_EXERCISE_:
Seek out every line containing the word "true", and copy each.

_DATA SUPPLIED_:
◇ ◇ ◇

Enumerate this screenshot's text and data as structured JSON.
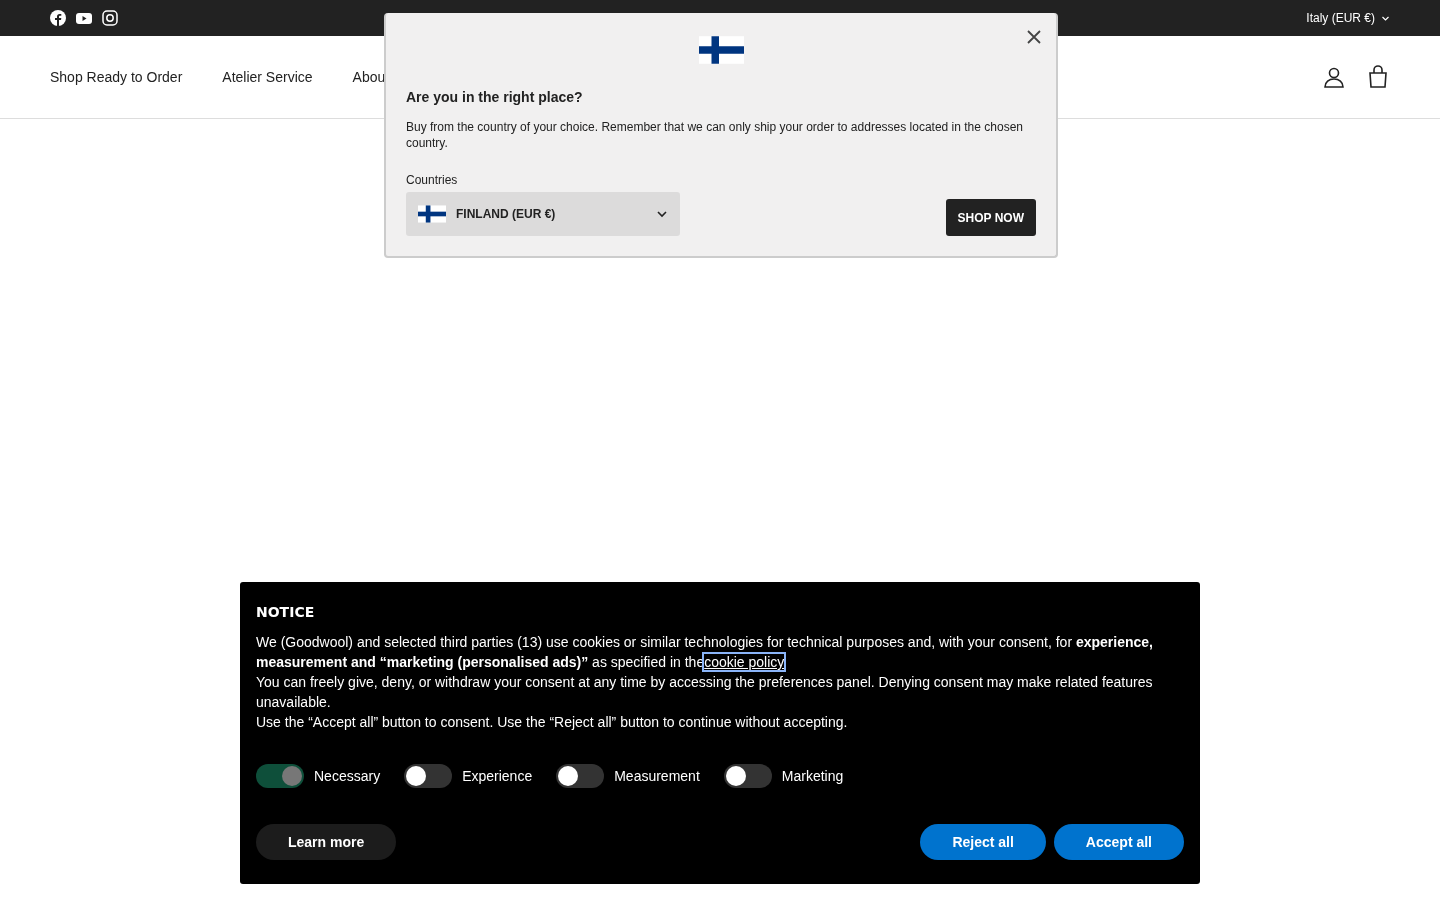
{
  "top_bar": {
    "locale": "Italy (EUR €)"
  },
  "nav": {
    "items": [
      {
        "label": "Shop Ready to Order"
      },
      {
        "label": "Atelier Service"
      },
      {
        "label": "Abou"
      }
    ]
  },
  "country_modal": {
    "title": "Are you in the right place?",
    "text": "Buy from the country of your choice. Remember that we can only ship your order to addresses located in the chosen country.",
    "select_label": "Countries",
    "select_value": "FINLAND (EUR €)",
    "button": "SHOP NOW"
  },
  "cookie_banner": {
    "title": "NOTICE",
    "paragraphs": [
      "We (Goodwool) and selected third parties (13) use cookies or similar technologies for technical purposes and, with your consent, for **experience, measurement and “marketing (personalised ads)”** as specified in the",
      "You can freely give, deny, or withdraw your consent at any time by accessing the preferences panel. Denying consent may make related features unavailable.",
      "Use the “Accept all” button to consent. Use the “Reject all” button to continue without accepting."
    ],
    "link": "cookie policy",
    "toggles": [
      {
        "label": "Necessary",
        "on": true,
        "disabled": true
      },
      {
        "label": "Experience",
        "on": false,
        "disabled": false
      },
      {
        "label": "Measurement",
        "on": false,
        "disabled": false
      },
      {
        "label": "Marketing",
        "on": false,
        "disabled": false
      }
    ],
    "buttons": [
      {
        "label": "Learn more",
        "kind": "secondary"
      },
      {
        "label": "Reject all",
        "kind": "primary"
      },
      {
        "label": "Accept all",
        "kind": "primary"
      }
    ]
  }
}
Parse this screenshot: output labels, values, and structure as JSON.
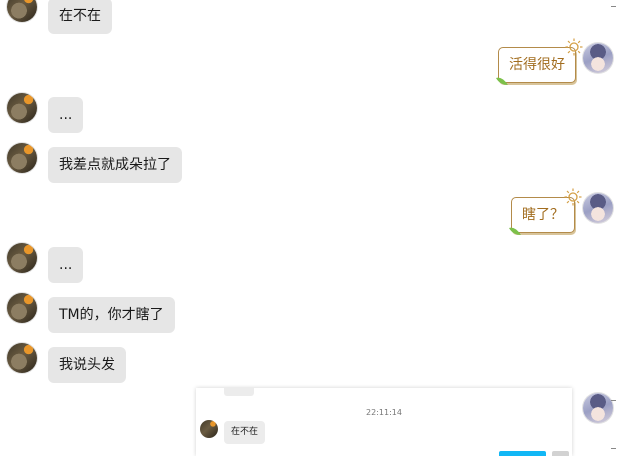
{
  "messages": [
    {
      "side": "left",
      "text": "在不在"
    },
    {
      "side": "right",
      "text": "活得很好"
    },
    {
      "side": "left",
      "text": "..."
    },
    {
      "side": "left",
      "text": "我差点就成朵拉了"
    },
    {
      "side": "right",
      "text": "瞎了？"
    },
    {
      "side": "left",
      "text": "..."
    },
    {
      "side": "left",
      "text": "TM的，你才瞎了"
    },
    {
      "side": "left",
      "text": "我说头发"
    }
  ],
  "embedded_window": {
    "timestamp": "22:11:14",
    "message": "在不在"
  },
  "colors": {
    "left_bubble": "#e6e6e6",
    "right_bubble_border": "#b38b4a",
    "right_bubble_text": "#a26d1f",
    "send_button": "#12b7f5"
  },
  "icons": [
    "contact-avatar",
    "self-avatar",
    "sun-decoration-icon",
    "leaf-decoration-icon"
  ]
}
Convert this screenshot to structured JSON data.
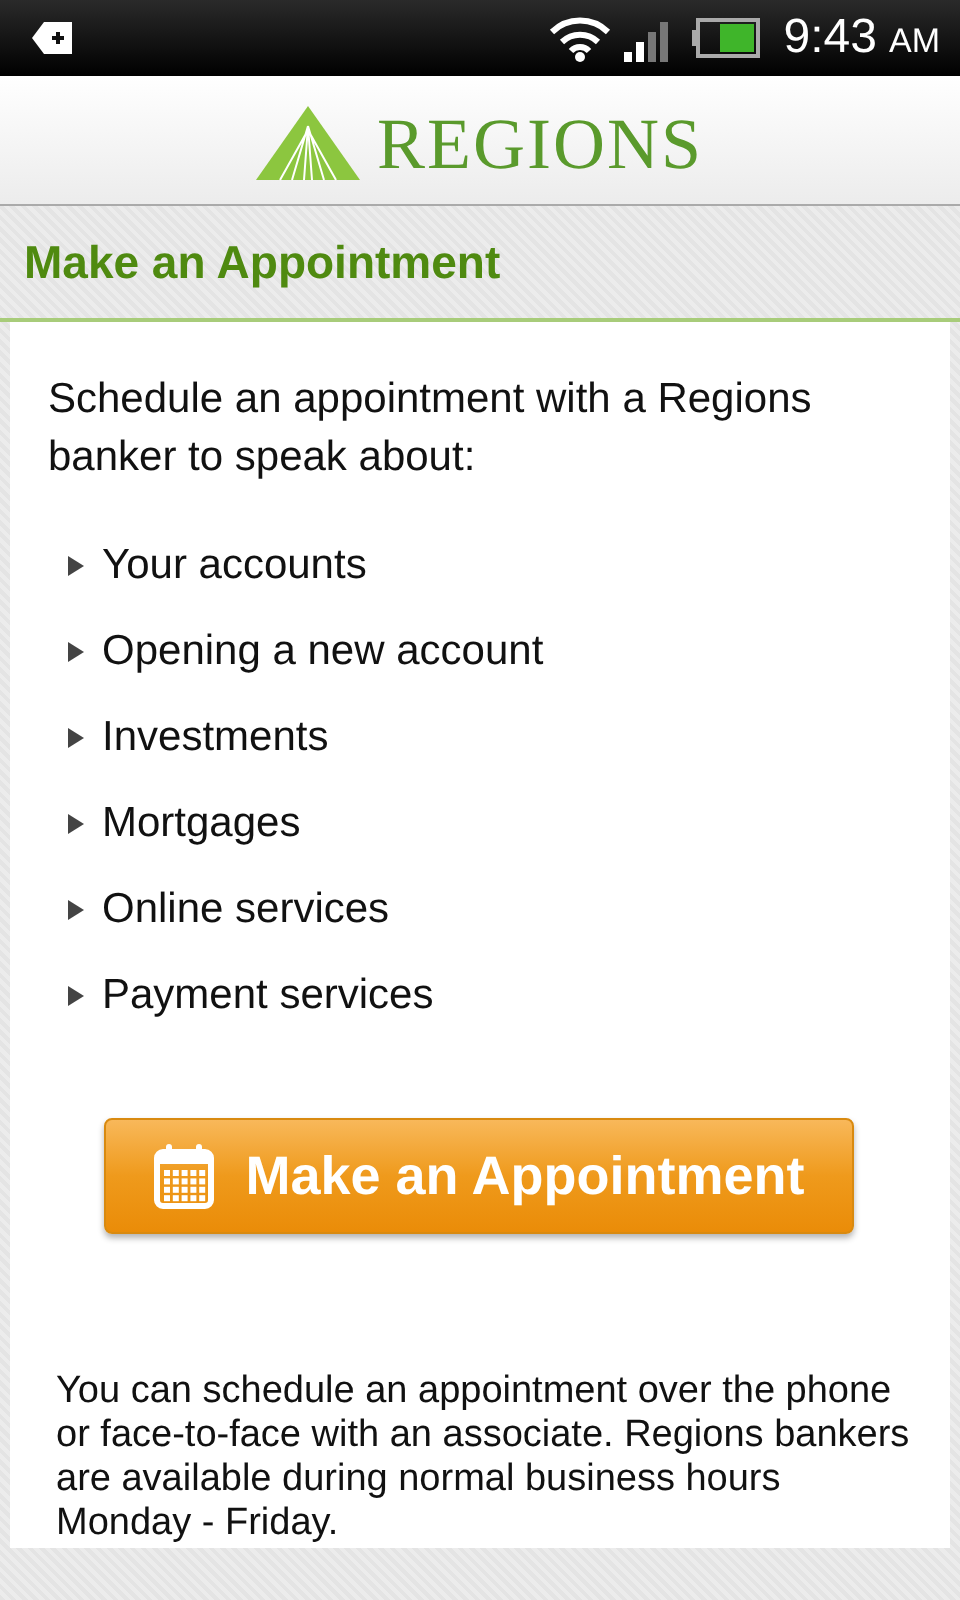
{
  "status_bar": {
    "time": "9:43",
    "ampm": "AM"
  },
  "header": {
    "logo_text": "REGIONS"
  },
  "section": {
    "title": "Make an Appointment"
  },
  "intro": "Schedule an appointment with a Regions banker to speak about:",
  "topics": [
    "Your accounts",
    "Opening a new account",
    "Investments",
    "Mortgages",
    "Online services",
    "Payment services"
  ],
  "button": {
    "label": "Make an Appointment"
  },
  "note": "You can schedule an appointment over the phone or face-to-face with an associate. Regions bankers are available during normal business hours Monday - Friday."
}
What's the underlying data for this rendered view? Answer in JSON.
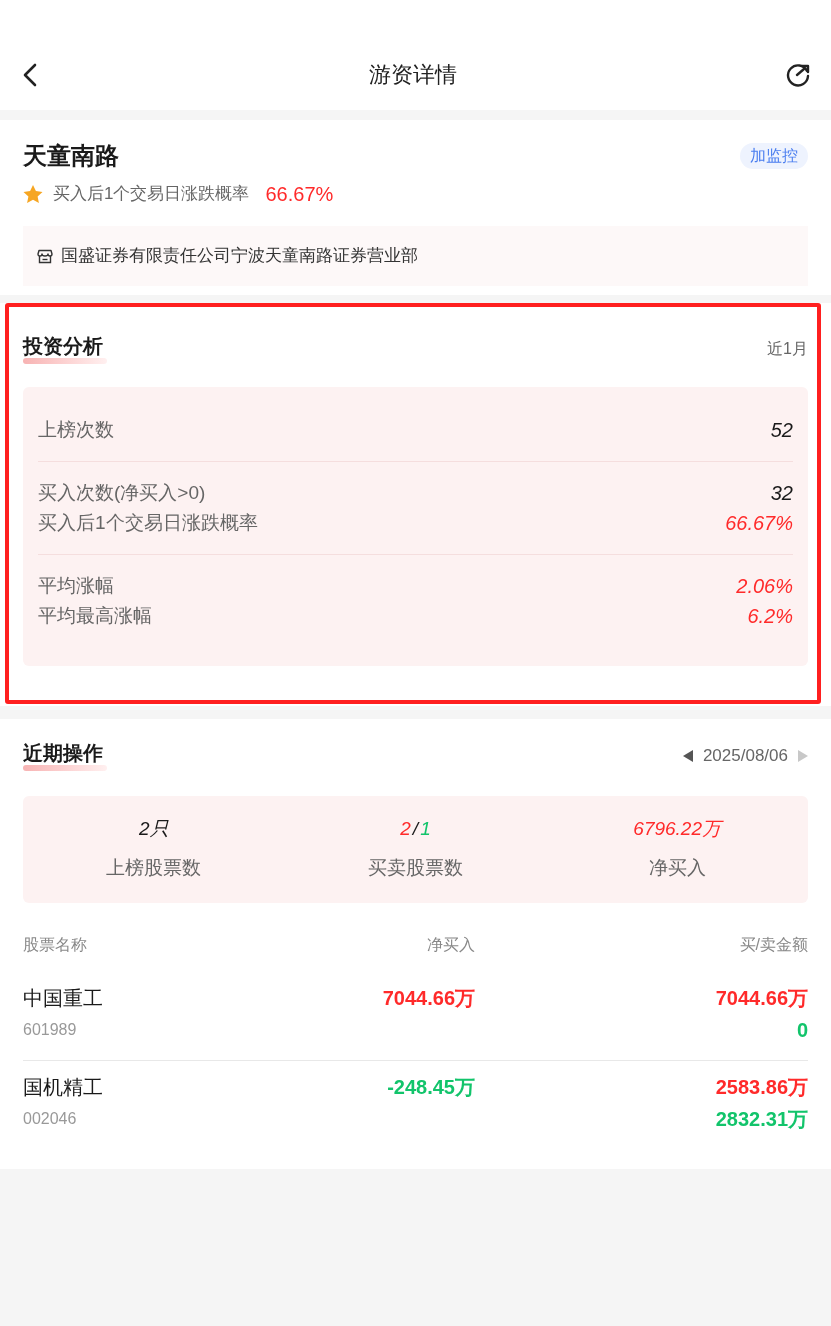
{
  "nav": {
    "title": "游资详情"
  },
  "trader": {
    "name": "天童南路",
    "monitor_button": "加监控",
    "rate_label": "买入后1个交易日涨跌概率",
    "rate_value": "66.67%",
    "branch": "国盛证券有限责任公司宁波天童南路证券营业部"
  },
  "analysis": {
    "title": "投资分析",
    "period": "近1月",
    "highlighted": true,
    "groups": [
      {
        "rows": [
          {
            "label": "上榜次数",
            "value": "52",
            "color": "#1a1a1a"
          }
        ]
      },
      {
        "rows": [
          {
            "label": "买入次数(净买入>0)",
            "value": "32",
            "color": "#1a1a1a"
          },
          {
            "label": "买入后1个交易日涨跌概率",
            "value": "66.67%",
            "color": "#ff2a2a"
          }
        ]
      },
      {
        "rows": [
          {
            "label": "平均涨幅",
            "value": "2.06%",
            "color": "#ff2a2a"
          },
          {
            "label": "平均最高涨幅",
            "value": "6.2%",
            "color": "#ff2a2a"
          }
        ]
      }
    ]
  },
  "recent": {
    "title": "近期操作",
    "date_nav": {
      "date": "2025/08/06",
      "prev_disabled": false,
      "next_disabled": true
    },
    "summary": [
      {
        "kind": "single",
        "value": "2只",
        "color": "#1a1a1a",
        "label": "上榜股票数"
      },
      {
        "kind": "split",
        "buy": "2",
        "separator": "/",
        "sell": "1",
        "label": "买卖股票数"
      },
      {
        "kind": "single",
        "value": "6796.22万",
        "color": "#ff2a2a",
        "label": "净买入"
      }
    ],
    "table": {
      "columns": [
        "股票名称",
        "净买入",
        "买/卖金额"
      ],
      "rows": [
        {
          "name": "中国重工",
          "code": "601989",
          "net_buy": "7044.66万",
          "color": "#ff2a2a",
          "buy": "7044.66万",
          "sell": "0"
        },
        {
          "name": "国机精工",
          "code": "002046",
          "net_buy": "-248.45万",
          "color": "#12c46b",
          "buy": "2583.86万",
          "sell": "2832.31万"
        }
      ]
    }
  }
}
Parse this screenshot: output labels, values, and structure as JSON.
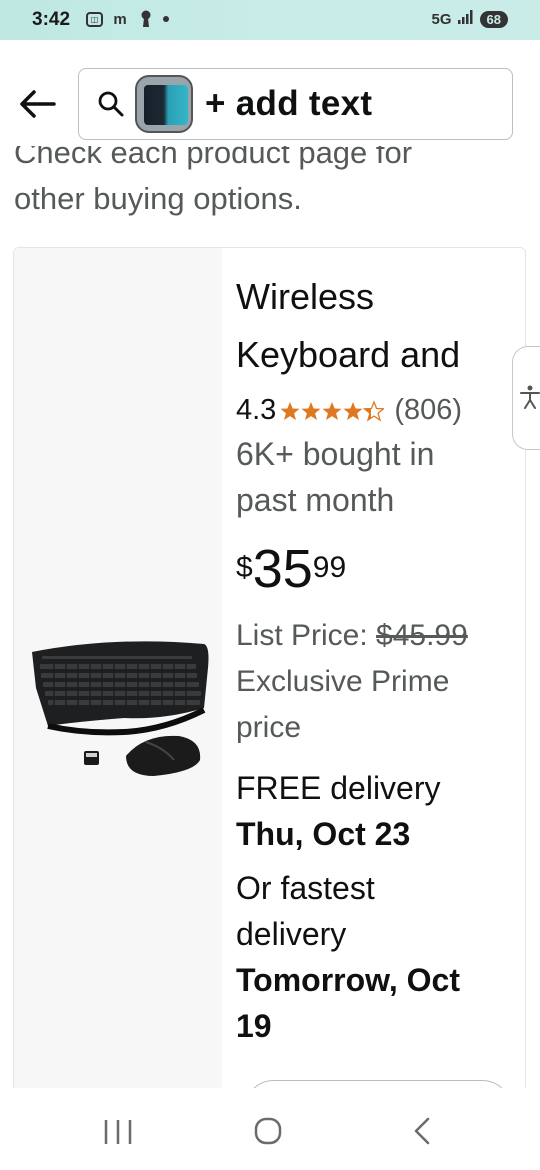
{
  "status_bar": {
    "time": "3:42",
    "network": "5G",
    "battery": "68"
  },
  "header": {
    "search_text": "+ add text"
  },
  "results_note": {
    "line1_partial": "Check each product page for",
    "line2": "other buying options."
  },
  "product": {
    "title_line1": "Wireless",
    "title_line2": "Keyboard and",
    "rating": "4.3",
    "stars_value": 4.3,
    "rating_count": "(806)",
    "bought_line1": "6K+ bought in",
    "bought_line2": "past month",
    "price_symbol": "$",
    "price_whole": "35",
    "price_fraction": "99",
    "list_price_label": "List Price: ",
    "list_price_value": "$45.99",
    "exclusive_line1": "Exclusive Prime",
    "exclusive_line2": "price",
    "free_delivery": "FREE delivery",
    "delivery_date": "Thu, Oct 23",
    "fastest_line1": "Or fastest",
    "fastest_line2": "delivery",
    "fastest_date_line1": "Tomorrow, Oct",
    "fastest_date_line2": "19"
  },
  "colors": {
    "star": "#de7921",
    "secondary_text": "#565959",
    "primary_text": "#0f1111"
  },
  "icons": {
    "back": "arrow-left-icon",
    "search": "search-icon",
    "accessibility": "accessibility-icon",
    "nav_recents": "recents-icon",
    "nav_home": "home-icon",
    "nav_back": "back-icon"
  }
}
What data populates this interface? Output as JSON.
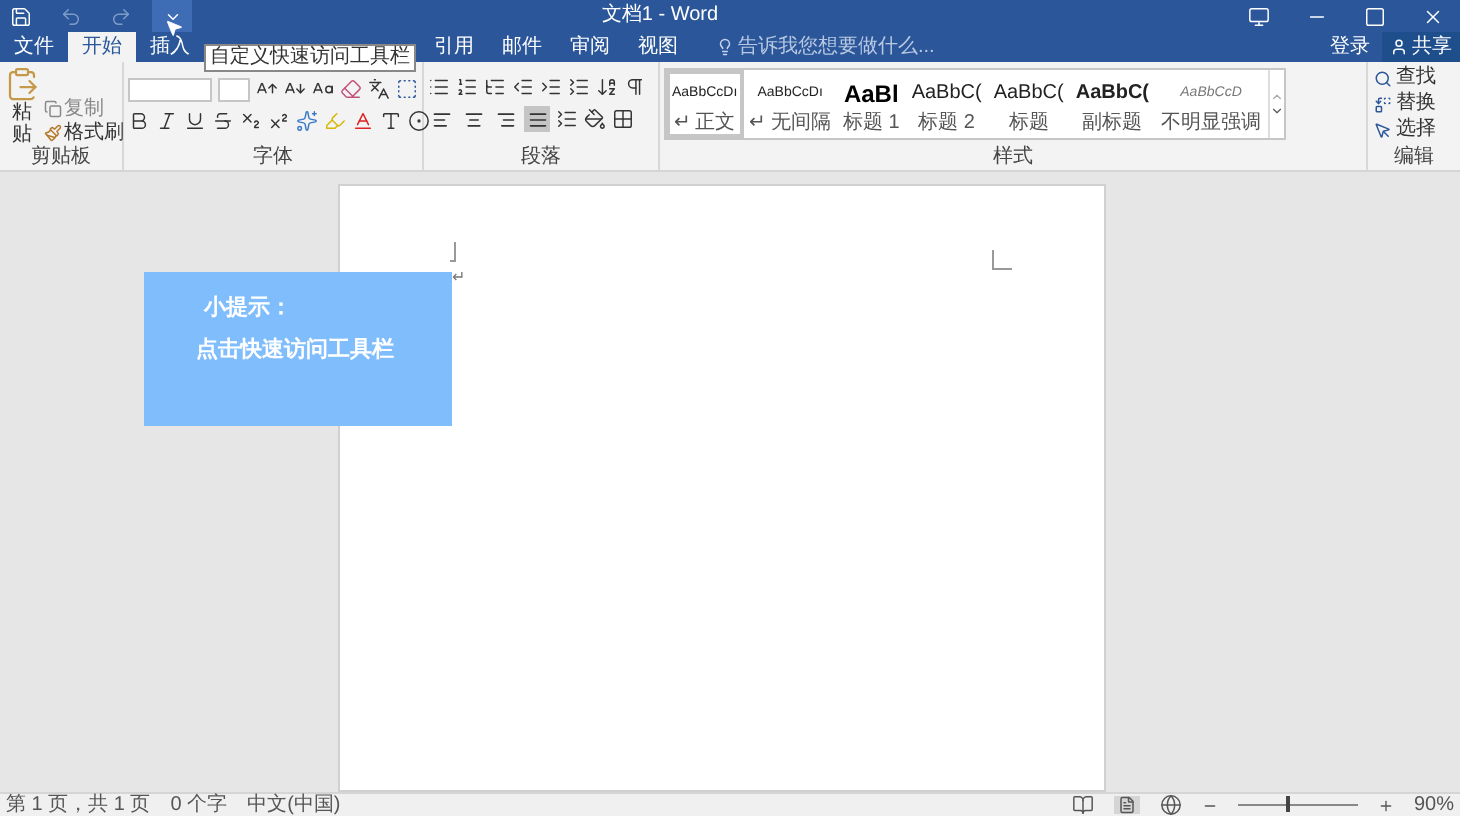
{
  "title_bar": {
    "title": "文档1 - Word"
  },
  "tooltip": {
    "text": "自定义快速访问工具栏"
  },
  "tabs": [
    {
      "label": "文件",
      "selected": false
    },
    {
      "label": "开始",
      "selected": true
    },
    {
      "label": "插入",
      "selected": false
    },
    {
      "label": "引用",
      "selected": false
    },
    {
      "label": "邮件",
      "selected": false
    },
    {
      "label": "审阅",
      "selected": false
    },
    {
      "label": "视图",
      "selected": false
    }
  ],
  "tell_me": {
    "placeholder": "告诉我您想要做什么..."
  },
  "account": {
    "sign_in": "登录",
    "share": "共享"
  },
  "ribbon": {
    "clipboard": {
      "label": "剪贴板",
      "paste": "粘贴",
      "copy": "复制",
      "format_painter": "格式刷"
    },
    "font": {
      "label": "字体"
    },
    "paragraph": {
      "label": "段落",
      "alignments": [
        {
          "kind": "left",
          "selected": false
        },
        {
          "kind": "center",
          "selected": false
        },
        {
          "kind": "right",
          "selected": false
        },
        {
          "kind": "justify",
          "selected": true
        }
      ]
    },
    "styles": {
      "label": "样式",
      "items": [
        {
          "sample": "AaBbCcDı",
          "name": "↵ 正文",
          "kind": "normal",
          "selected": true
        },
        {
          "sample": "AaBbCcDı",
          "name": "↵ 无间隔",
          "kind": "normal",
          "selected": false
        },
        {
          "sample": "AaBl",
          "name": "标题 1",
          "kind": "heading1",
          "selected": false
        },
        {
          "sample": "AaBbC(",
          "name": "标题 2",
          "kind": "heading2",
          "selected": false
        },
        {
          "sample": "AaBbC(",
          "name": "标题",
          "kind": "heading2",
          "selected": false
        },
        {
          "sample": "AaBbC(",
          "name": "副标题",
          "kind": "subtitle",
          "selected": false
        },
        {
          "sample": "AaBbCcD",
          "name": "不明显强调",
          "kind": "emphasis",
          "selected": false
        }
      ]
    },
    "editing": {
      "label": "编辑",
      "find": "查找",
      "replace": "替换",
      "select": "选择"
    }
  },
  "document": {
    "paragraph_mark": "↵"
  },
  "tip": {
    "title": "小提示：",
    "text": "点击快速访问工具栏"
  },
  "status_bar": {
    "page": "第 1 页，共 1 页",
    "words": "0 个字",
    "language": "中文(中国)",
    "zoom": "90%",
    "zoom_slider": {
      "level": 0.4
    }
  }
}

◇ ◇ ◇

_ANSWER TO THE TASK_:
        "on": true,
        "disabled": true
    "highlighted": true,
      "next_disabled": true
      "selected": true
          "selected": true
          "selected": true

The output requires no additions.